■ **DATA PROVIDED**
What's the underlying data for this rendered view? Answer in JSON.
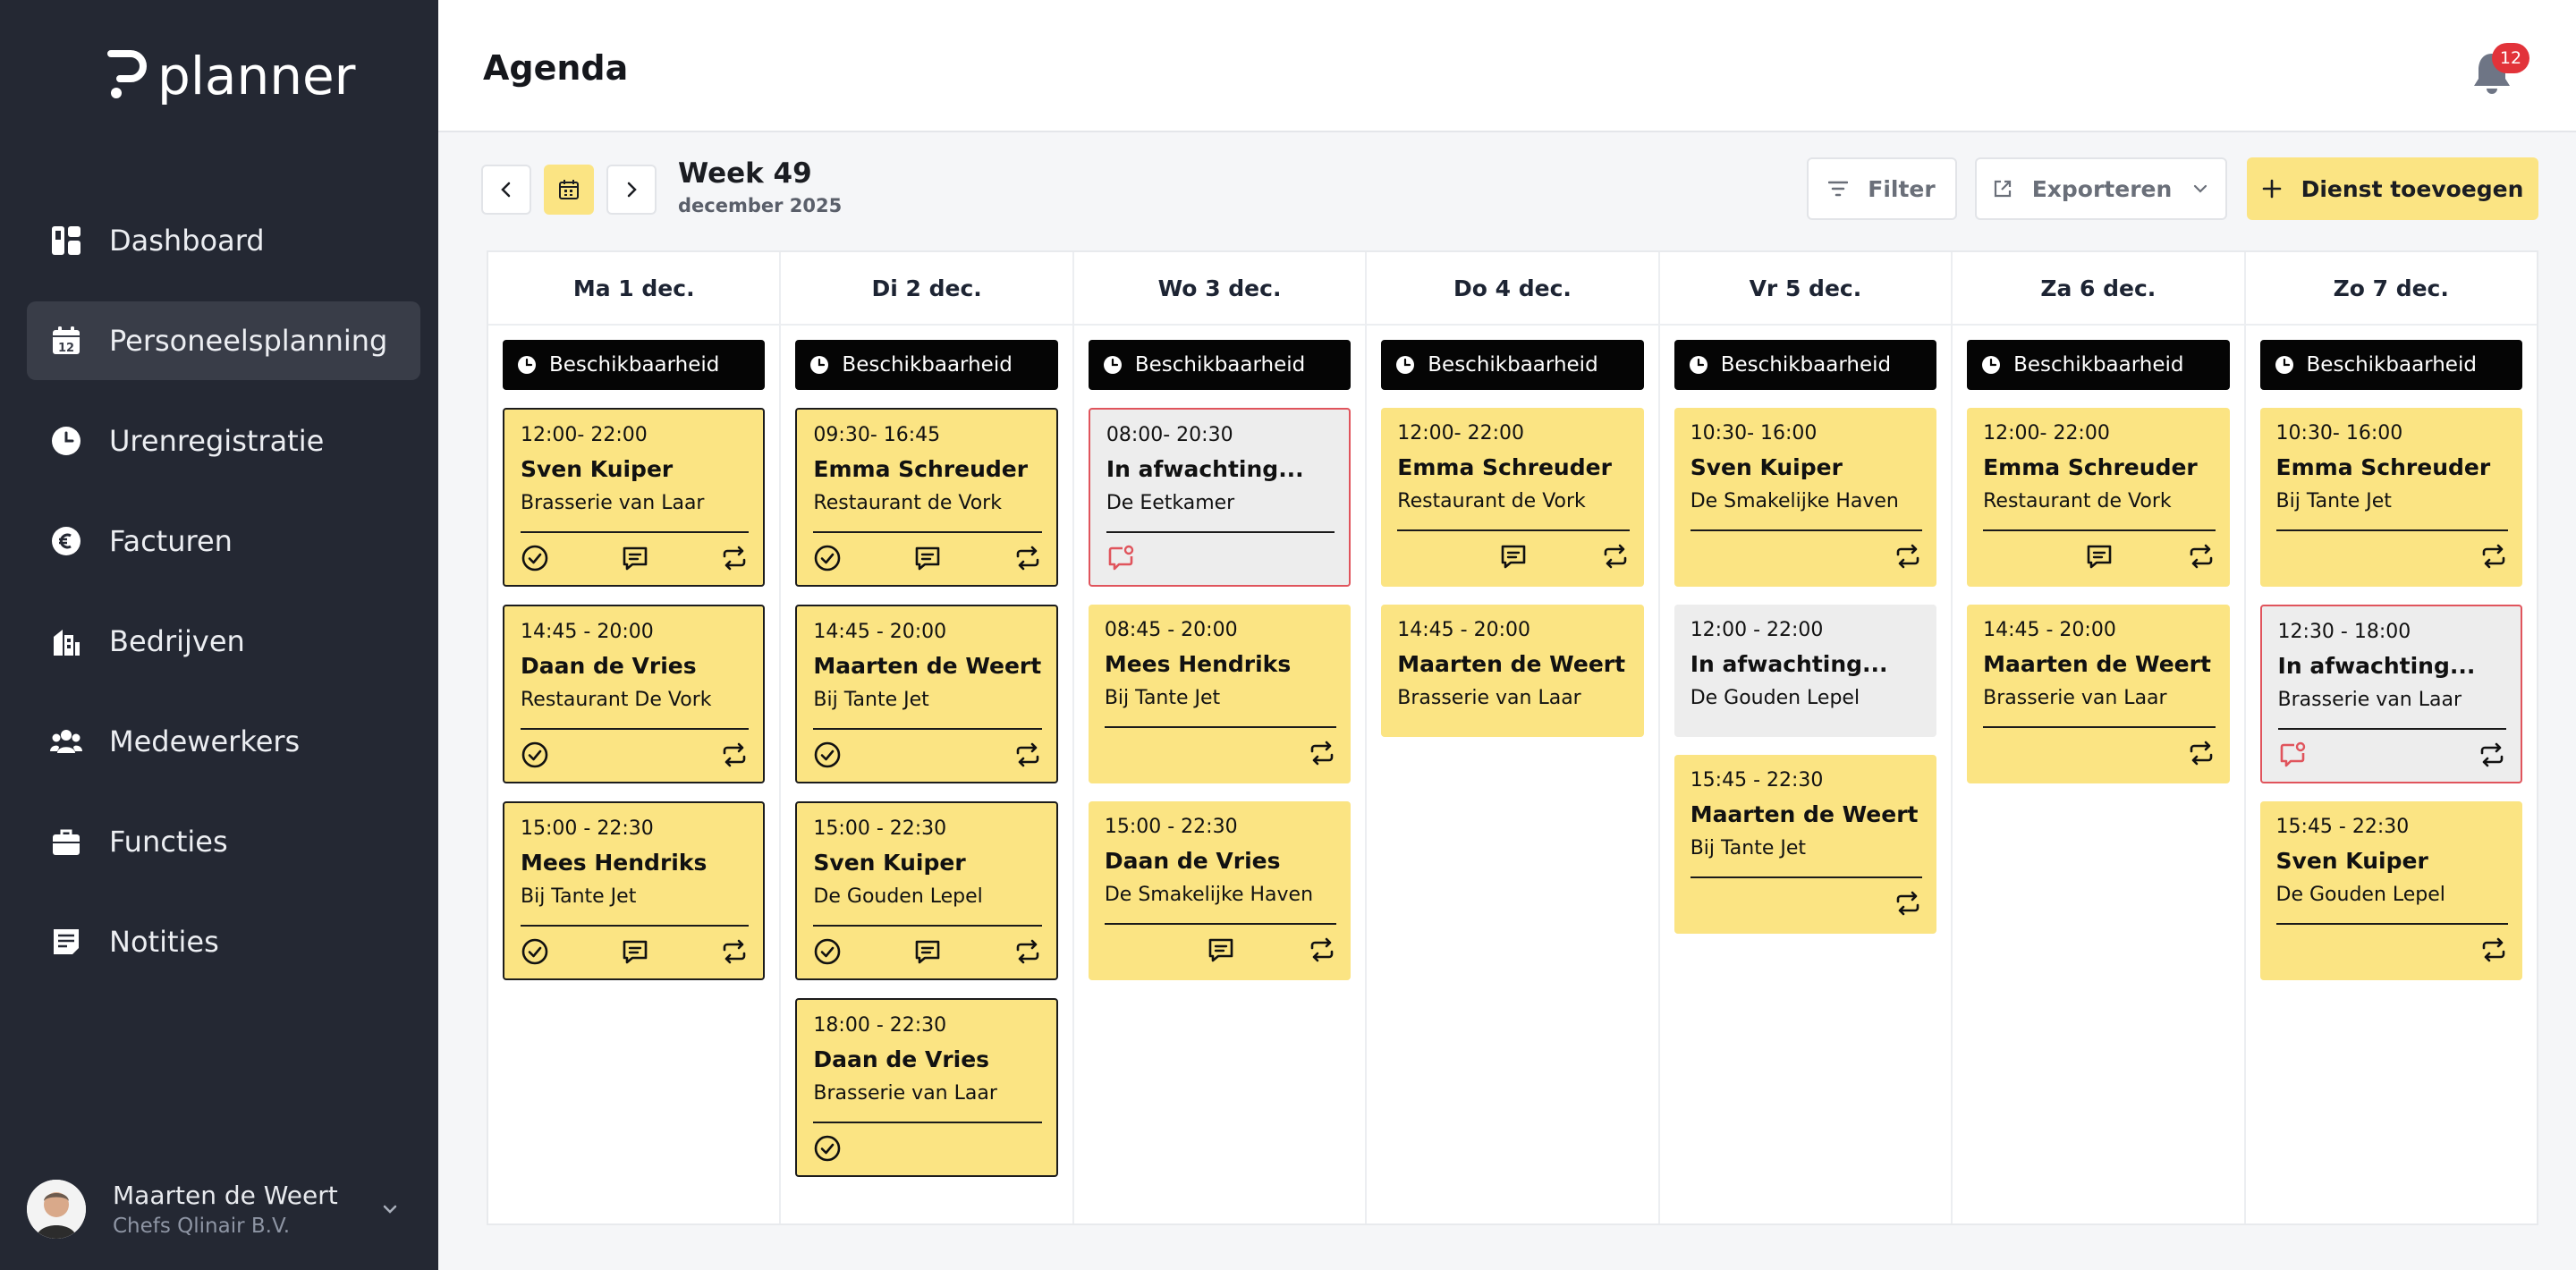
{
  "app": {
    "logo_text": "planner"
  },
  "sidebar": {
    "items": [
      {
        "label": "Dashboard",
        "icon": "dashboard-icon",
        "active": false
      },
      {
        "label": "Personeelsplanning",
        "icon": "calendar-icon",
        "active": true
      },
      {
        "label": "Urenregistratie",
        "icon": "clock-icon",
        "active": false
      },
      {
        "label": "Facturen",
        "icon": "euro-icon",
        "active": false
      },
      {
        "label": "Bedrijven",
        "icon": "building-icon",
        "active": false
      },
      {
        "label": "Medewerkers",
        "icon": "users-icon",
        "active": false
      },
      {
        "label": "Functies",
        "icon": "briefcase-icon",
        "active": false
      },
      {
        "label": "Notities",
        "icon": "notes-icon",
        "active": false
      }
    ],
    "user": {
      "name": "Maarten de Weert",
      "company": "Chefs Qlinair B.V."
    }
  },
  "header": {
    "title": "Agenda",
    "notification_count": "12"
  },
  "toolbar": {
    "week_title": "Week 49",
    "week_subtitle": "december 2025",
    "filter_label": "Filter",
    "export_label": "Exporteren",
    "add_label": "Dienst toevoegen"
  },
  "colors": {
    "sidebar": "#242833",
    "accent": "#fbe483",
    "pending_border": "#e0545c",
    "badge": "#e2333a"
  },
  "availability_label": "Beschikbaarheid",
  "days": [
    {
      "label": "Ma 1 dec.",
      "shifts": [
        {
          "time": "12:00- 22:00",
          "name": "Sven Kuiper",
          "place": "Brasserie van Laar",
          "status": "confirmed",
          "icons": [
            "check",
            "chat",
            "swap"
          ]
        },
        {
          "time": "14:45 - 20:00",
          "name": "Daan de Vries",
          "place": "Restaurant De Vork",
          "status": "confirmed",
          "icons": [
            "check",
            "swap"
          ]
        },
        {
          "time": "15:00 - 22:30",
          "name": "Mees Hendriks",
          "place": "Bij Tante Jet",
          "status": "confirmed",
          "icons": [
            "check",
            "chat",
            "swap"
          ]
        }
      ]
    },
    {
      "label": "Di 2 dec.",
      "shifts": [
        {
          "time": "09:30- 16:45",
          "name": "Emma Schreuder",
          "place": "Restaurant de Vork",
          "status": "confirmed",
          "icons": [
            "check",
            "chat",
            "swap"
          ]
        },
        {
          "time": "14:45 - 20:00",
          "name": "Maarten de Weert",
          "place": "Bij Tante Jet",
          "status": "confirmed",
          "icons": [
            "check",
            "swap"
          ]
        },
        {
          "time": "15:00 - 22:30",
          "name": "Sven Kuiper",
          "place": "De Gouden Lepel",
          "status": "confirmed",
          "icons": [
            "check",
            "chat",
            "swap"
          ]
        },
        {
          "time": "18:00 - 22:30",
          "name": "Daan de Vries",
          "place": "Brasserie van Laar",
          "status": "confirmed",
          "icons": [
            "check"
          ]
        }
      ]
    },
    {
      "label": "Wo 3 dec.",
      "shifts": [
        {
          "time": "08:00- 20:30",
          "name": "In afwachting...",
          "place": "De Eetkamer",
          "status": "pending",
          "icons": [
            "alert"
          ]
        },
        {
          "time": "08:45 - 20:00",
          "name": "Mees Hendriks",
          "place": "Bij Tante Jet",
          "status": "open",
          "icons": [
            "swap"
          ]
        },
        {
          "time": "15:00 - 22:30",
          "name": "Daan de Vries",
          "place": "De Smakelijke Haven",
          "status": "open",
          "icons": [
            "chat",
            "swap"
          ]
        }
      ]
    },
    {
      "label": "Do 4 dec.",
      "shifts": [
        {
          "time": "12:00- 22:00",
          "name": "Emma Schreuder",
          "place": "Restaurant de Vork",
          "status": "open",
          "icons": [
            "chat",
            "swap"
          ]
        },
        {
          "time": "14:45 - 20:00",
          "name": "Maarten de Weert",
          "place": "Brasserie van Laar",
          "status": "open-short",
          "icons": []
        }
      ]
    },
    {
      "label": "Vr 5 dec.",
      "shifts": [
        {
          "time": "10:30- 16:00",
          "name": "Sven Kuiper",
          "place": "De Smakelijke Haven",
          "status": "open",
          "icons": [
            "swap"
          ]
        },
        {
          "time": "12:00 - 22:00",
          "name": "In afwachting...",
          "place": "De Gouden Lepel",
          "status": "pending-plain",
          "icons": []
        },
        {
          "time": "15:45 - 22:30",
          "name": "Maarten de Weert",
          "place": "Bij Tante Jet",
          "status": "open",
          "icons": [
            "swap"
          ]
        }
      ]
    },
    {
      "label": "Za 6 dec.",
      "shifts": [
        {
          "time": "12:00- 22:00",
          "name": "Emma Schreuder",
          "place": "Restaurant de Vork",
          "status": "open",
          "icons": [
            "chat",
            "swap"
          ]
        },
        {
          "time": "14:45 - 20:00",
          "name": "Maarten de Weert",
          "place": "Brasserie van Laar",
          "status": "open",
          "icons": [
            "swap"
          ]
        }
      ]
    },
    {
      "label": "Zo 7 dec.",
      "shifts": [
        {
          "time": "10:30- 16:00",
          "name": "Emma Schreuder",
          "place": "Bij Tante Jet",
          "status": "open",
          "icons": [
            "swap"
          ]
        },
        {
          "time": "12:30 - 18:00",
          "name": "In afwachting...",
          "place": "Brasserie van Laar",
          "status": "pending",
          "icons": [
            "alert",
            "swap"
          ]
        },
        {
          "time": "15:45 - 22:30",
          "name": "Sven Kuiper",
          "place": "De Gouden Lepel",
          "status": "open",
          "icons": [
            "swap"
          ]
        }
      ]
    }
  ]
}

■ **WRITTEN INSTRUCTION**
Pictures are not part of the copy; output everything else in the records exactly.

■ **EXERCISE RESPONSE**
What's the underlying data for this rendered view? Answer in JSON.
{
  "app": {
    "logo_text": "planner"
  },
  "sidebar": {
    "items": [
      {
        "label": "Dashboard",
        "icon": "dashboard-icon",
        "active": false
      },
      {
        "label": "Personeelsplanning",
        "icon": "calendar-icon",
        "active": true
      },
      {
        "label": "Urenregistratie",
        "icon": "clock-icon",
        "active": false
      },
      {
        "label": "Facturen",
        "icon": "euro-icon",
        "active": false
      },
      {
        "label": "Bedrijven",
        "icon": "building-icon",
        "active": false
      },
      {
        "label": "Medewerkers",
        "icon": "users-icon",
        "active": false
      },
      {
        "label": "Functies",
        "icon": "briefcase-icon",
        "active": false
      },
      {
        "label": "Notities",
        "icon": "notes-icon",
        "active": false
      }
    ],
    "user": {
      "name": "Maarten de Weert",
      "company": "Chefs Qlinair B.V."
    }
  },
  "header": {
    "title": "Agenda",
    "notification_count": "12"
  },
  "toolbar": {
    "week_title": "Week 49",
    "week_subtitle": "december 2025",
    "filter_label": "Filter",
    "export_label": "Exporteren",
    "add_label": "Dienst toevoegen"
  },
  "colors": {
    "sidebar": "#242833",
    "accent": "#fbe483",
    "pending_border": "#e0545c",
    "badge": "#e2333a"
  },
  "availability_label": "Beschikbaarheid",
  "days": [
    {
      "label": "Ma 1 dec.",
      "shifts": [
        {
          "time": "12:00- 22:00",
          "name": "Sven Kuiper",
          "place": "Brasserie van Laar",
          "status": "confirmed",
          "icons": [
            "check",
            "chat",
            "swap"
          ]
        },
        {
          "time": "14:45 - 20:00",
          "name": "Daan de Vries",
          "place": "Restaurant De Vork",
          "status": "confirmed",
          "icons": [
            "check",
            "swap"
          ]
        },
        {
          "time": "15:00 - 22:30",
          "name": "Mees Hendriks",
          "place": "Bij Tante Jet",
          "status": "confirmed",
          "icons": [
            "check",
            "chat",
            "swap"
          ]
        }
      ]
    },
    {
      "label": "Di 2 dec.",
      "shifts": [
        {
          "time": "09:30- 16:45",
          "name": "Emma Schreuder",
          "place": "Restaurant de Vork",
          "status": "confirmed",
          "icons": [
            "check",
            "chat",
            "swap"
          ]
        },
        {
          "time": "14:45 - 20:00",
          "name": "Maarten de Weert",
          "place": "Bij Tante Jet",
          "status": "confirmed",
          "icons": [
            "check",
            "swap"
          ]
        },
        {
          "time": "15:00 - 22:30",
          "name": "Sven Kuiper",
          "place": "De Gouden Lepel",
          "status": "confirmed",
          "icons": [
            "check",
            "chat",
            "swap"
          ]
        },
        {
          "time": "18:00 - 22:30",
          "name": "Daan de Vries",
          "place": "Brasserie van Laar",
          "status": "confirmed",
          "icons": [
            "check"
          ]
        }
      ]
    },
    {
      "label": "Wo 3 dec.",
      "shifts": [
        {
          "time": "08:00- 20:30",
          "name": "In afwachting...",
          "place": "De Eetkamer",
          "status": "pending",
          "icons": [
            "alert"
          ]
        },
        {
          "time": "08:45 - 20:00",
          "name": "Mees Hendriks",
          "place": "Bij Tante Jet",
          "status": "open",
          "icons": [
            "swap"
          ]
        },
        {
          "time": "15:00 - 22:30",
          "name": "Daan de Vries",
          "place": "De Smakelijke Haven",
          "status": "open",
          "icons": [
            "chat",
            "swap"
          ]
        }
      ]
    },
    {
      "label": "Do 4 dec.",
      "shifts": [
        {
          "time": "12:00- 22:00",
          "name": "Emma Schreuder",
          "place": "Restaurant de Vork",
          "status": "open",
          "icons": [
            "chat",
            "swap"
          ]
        },
        {
          "time": "14:45 - 20:00",
          "name": "Maarten de Weert",
          "place": "Brasserie van Laar",
          "status": "open-short",
          "icons": []
        }
      ]
    },
    {
      "label": "Vr 5 dec.",
      "shifts": [
        {
          "time": "10:30- 16:00",
          "name": "Sven Kuiper",
          "place": "De Smakelijke Haven",
          "status": "open",
          "icons": [
            "swap"
          ]
        },
        {
          "time": "12:00 - 22:00",
          "name": "In afwachting...",
          "place": "De Gouden Lepel",
          "status": "pending-plain",
          "icons": []
        },
        {
          "time": "15:45 - 22:30",
          "name": "Maarten de Weert",
          "place": "Bij Tante Jet",
          "status": "open",
          "icons": [
            "swap"
          ]
        }
      ]
    },
    {
      "label": "Za 6 dec.",
      "shifts": [
        {
          "time": "12:00- 22:00",
          "name": "Emma Schreuder",
          "place": "Restaurant de Vork",
          "status": "open",
          "icons": [
            "chat",
            "swap"
          ]
        },
        {
          "time": "14:45 - 20:00",
          "name": "Maarten de Weert",
          "place": "Brasserie van Laar",
          "status": "open",
          "icons": [
            "swap"
          ]
        }
      ]
    },
    {
      "label": "Zo 7 dec.",
      "shifts": [
        {
          "time": "10:30- 16:00",
          "name": "Emma Schreuder",
          "place": "Bij Tante Jet",
          "status": "open",
          "icons": [
            "swap"
          ]
        },
        {
          "time": "12:30 - 18:00",
          "name": "In afwachting...",
          "place": "Brasserie van Laar",
          "status": "pending",
          "icons": [
            "alert",
            "swap"
          ]
        },
        {
          "time": "15:45 - 22:30",
          "name": "Sven Kuiper",
          "place": "De Gouden Lepel",
          "status": "open",
          "icons": [
            "swap"
          ]
        }
      ]
    }
  ]
}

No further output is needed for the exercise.